Given task:
Below are some records. Copy every line in them that holds "不胜枚举".

====

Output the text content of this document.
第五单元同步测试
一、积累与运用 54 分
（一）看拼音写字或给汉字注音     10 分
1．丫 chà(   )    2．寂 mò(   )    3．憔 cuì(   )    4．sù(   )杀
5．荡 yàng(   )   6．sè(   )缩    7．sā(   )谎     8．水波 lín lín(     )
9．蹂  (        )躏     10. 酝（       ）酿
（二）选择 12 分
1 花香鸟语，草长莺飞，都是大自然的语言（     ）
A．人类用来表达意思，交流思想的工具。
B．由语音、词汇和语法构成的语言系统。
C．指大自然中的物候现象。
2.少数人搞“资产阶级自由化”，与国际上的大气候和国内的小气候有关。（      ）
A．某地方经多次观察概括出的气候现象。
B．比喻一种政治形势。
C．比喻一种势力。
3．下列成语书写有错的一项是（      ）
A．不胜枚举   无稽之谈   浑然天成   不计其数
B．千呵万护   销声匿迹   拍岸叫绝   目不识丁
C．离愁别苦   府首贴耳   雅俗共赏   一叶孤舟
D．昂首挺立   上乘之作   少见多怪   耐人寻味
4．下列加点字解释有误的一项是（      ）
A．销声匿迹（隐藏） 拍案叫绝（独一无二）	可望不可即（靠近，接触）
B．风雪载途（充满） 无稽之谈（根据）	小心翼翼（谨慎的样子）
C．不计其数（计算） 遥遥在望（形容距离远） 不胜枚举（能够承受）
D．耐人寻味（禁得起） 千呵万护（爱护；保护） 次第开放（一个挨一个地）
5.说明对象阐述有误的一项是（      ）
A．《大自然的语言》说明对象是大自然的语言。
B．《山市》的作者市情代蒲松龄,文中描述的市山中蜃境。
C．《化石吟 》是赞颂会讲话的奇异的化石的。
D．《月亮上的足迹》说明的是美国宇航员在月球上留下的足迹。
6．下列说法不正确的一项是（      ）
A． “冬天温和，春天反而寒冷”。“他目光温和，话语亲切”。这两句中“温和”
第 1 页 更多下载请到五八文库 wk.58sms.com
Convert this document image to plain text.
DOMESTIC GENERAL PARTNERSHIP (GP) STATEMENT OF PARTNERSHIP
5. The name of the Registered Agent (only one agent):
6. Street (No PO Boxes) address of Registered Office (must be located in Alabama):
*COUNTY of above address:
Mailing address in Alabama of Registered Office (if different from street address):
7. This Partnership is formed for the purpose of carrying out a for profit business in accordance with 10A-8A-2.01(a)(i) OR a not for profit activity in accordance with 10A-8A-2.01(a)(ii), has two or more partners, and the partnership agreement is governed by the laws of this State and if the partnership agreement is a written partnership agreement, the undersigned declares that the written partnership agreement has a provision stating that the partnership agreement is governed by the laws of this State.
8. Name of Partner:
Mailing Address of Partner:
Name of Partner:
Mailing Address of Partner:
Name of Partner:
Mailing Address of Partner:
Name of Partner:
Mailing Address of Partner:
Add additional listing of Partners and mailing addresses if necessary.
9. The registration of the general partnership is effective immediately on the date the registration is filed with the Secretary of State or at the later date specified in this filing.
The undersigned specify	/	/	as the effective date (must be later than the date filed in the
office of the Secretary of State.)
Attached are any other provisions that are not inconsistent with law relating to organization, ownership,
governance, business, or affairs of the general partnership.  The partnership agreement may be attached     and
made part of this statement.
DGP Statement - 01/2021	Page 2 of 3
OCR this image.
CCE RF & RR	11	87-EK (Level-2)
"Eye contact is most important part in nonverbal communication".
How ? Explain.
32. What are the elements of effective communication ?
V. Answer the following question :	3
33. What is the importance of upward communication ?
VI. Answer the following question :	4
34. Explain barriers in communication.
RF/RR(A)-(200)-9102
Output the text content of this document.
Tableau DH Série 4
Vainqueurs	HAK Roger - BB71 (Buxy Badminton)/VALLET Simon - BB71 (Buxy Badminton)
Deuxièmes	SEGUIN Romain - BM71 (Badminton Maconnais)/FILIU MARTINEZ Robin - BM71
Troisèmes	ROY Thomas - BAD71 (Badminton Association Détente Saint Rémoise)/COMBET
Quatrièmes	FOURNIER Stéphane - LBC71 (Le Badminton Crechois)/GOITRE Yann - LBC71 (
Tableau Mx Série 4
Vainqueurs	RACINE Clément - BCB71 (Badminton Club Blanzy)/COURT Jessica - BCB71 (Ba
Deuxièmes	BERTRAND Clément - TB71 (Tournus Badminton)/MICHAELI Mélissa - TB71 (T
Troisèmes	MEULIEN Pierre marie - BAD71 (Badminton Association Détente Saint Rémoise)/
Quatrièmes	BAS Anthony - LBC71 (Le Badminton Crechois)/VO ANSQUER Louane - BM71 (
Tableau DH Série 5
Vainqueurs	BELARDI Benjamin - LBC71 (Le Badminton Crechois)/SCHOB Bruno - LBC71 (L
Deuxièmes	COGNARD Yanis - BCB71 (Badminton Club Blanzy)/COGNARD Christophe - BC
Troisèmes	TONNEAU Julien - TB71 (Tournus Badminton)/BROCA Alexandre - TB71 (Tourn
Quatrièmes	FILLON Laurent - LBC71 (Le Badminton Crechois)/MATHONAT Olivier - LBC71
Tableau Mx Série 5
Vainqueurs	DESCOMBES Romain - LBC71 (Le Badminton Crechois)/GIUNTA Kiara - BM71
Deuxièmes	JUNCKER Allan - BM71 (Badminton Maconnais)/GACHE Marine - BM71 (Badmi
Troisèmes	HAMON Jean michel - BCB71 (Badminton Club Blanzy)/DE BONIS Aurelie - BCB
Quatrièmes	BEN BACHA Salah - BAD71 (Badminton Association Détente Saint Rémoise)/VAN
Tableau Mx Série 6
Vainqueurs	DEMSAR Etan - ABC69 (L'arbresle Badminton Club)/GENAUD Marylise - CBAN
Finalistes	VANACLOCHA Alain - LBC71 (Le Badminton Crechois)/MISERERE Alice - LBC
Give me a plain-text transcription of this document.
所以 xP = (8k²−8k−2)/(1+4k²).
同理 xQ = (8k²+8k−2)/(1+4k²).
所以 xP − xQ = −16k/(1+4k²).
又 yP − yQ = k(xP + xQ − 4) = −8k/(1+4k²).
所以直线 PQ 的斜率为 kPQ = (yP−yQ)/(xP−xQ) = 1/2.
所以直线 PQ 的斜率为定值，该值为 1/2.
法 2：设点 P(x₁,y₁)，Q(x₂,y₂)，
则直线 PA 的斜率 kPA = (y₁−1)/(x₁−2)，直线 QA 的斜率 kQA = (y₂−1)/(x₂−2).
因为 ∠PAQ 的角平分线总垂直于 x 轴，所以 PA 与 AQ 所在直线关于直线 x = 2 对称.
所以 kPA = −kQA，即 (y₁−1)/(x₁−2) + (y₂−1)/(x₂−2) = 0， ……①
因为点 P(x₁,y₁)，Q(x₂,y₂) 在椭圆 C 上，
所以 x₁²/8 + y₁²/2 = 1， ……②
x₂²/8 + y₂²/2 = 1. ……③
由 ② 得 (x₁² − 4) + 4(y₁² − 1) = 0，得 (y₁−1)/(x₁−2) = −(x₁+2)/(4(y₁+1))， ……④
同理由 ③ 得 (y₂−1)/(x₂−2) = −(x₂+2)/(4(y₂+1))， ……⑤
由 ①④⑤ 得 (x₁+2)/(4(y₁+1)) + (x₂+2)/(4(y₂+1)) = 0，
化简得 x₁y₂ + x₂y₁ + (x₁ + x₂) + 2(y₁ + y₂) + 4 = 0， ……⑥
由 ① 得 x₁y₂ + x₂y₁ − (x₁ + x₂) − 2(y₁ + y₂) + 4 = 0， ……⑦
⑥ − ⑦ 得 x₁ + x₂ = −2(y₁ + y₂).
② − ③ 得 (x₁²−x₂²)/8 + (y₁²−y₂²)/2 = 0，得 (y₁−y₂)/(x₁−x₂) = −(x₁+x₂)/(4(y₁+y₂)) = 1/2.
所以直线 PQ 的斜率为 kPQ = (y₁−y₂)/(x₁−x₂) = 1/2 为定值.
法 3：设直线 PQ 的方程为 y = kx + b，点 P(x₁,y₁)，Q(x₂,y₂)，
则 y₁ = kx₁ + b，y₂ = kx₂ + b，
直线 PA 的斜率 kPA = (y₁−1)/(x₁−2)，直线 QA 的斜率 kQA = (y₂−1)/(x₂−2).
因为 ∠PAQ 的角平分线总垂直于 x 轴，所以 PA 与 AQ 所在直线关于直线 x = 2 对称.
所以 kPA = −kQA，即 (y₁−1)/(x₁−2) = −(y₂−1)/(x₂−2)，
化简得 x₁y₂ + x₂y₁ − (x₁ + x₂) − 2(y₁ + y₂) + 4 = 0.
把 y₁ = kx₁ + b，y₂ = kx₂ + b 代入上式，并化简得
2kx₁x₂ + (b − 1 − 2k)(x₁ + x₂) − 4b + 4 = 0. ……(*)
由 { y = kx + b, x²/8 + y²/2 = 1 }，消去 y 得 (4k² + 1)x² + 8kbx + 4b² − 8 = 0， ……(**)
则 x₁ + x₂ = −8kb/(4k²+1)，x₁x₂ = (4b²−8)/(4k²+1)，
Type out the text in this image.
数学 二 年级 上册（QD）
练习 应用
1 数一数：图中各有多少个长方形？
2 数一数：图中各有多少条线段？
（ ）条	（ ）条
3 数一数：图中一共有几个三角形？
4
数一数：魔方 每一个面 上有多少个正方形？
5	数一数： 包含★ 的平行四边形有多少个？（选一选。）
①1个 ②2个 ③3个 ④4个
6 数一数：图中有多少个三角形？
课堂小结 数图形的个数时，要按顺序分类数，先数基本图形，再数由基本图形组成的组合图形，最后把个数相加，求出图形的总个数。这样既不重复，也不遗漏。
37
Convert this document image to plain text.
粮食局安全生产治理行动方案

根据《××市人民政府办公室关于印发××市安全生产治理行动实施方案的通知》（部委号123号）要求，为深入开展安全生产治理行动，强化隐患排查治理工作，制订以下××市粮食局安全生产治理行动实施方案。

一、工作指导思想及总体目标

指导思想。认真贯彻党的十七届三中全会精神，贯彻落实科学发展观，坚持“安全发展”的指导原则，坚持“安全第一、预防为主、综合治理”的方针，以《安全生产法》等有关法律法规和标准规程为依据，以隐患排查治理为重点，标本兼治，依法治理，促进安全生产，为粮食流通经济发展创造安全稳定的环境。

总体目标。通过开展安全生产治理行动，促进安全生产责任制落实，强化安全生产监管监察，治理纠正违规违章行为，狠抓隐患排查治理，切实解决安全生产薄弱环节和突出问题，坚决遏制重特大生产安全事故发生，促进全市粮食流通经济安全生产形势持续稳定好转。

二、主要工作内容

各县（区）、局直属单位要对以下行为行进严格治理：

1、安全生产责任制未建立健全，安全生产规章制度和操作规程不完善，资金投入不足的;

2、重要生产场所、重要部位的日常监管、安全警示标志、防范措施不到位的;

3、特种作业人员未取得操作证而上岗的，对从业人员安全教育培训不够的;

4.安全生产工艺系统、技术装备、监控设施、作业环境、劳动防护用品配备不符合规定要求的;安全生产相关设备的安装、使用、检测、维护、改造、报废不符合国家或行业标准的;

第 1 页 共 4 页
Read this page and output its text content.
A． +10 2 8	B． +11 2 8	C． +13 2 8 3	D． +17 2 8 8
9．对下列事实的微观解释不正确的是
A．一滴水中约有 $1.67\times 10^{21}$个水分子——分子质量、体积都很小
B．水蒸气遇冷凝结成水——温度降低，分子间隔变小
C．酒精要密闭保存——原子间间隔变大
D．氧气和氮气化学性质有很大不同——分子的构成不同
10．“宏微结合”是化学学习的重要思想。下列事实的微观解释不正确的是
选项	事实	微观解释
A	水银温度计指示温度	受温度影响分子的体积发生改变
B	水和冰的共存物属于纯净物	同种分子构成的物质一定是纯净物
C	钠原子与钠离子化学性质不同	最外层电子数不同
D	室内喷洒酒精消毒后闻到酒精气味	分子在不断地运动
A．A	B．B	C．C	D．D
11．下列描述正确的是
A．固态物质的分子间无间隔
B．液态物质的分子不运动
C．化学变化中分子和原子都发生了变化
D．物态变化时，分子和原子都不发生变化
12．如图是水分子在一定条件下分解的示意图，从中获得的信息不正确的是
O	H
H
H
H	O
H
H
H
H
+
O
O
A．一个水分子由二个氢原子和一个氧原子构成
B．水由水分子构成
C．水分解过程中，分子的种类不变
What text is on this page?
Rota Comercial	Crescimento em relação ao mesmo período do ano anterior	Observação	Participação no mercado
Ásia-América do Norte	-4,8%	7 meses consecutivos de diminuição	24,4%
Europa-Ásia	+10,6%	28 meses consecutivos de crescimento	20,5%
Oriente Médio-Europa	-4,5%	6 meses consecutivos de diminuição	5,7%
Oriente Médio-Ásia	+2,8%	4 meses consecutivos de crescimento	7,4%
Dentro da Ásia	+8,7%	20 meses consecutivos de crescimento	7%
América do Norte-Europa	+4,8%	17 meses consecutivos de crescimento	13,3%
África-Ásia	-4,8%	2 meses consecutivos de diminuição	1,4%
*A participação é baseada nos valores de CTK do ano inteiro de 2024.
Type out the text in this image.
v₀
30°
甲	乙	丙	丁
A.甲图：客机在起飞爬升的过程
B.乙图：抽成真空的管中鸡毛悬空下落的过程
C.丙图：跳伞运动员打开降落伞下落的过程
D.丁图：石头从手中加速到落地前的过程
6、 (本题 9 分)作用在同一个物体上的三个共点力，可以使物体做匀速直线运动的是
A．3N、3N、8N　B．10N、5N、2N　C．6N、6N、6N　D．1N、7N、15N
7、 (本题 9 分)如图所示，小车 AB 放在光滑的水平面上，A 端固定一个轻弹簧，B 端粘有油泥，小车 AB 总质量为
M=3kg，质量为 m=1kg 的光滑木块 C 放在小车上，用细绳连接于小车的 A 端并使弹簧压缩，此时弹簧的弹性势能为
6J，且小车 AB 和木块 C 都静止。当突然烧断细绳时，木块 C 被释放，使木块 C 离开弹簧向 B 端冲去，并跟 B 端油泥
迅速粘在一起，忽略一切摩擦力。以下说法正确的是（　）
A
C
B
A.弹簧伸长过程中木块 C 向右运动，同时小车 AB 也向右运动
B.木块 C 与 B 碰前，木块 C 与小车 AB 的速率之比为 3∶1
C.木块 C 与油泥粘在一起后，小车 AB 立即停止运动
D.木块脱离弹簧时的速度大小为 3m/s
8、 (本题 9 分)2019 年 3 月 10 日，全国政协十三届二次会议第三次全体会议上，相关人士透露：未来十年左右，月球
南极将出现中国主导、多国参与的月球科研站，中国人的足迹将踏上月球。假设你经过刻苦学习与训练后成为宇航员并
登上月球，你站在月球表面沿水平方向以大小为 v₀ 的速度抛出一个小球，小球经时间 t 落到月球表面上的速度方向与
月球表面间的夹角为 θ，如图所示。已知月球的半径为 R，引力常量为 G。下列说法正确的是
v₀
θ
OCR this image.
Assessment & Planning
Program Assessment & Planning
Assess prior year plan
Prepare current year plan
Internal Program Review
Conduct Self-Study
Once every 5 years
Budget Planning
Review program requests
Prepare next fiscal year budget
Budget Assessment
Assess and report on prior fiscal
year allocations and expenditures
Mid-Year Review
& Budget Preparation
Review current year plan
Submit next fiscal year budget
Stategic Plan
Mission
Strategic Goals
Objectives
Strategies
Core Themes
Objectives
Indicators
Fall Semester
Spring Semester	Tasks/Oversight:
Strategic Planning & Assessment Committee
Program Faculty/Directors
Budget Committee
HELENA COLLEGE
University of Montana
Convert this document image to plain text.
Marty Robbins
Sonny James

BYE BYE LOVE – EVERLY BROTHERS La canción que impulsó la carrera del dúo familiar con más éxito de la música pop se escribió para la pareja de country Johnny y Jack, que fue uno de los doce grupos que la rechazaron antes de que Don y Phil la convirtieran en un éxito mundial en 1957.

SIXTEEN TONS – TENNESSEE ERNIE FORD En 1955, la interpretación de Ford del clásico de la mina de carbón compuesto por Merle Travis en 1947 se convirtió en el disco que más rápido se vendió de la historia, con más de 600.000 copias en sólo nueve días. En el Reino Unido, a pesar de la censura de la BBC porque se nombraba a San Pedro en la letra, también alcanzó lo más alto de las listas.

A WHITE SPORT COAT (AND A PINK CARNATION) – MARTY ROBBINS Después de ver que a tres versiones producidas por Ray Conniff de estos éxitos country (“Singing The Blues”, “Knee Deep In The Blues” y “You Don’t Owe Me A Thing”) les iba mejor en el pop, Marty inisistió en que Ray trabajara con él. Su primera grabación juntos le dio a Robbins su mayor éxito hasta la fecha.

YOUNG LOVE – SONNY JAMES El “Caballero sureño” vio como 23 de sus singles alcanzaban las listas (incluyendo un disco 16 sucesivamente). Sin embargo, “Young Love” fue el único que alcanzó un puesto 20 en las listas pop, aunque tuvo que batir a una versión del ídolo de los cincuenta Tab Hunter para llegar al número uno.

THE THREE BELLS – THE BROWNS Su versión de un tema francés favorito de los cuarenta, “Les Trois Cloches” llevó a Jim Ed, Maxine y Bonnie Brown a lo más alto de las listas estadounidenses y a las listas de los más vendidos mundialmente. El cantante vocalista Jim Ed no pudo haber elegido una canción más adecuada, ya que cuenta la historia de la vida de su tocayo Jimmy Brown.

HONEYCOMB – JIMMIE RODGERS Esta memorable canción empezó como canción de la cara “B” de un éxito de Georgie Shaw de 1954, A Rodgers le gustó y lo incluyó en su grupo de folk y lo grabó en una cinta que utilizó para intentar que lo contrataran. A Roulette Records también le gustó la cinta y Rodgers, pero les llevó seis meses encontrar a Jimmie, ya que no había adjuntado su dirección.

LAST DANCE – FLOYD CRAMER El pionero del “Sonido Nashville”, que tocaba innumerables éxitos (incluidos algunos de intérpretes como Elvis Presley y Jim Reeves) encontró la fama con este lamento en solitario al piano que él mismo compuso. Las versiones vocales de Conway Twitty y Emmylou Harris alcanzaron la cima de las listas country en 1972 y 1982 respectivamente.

====

Written solution:
A．不胜枚举   无稽之谈   浑然天成   不计其数
C．不计其数（计算） 遥遥在望（形容距离远） 不胜枚举（能够承受）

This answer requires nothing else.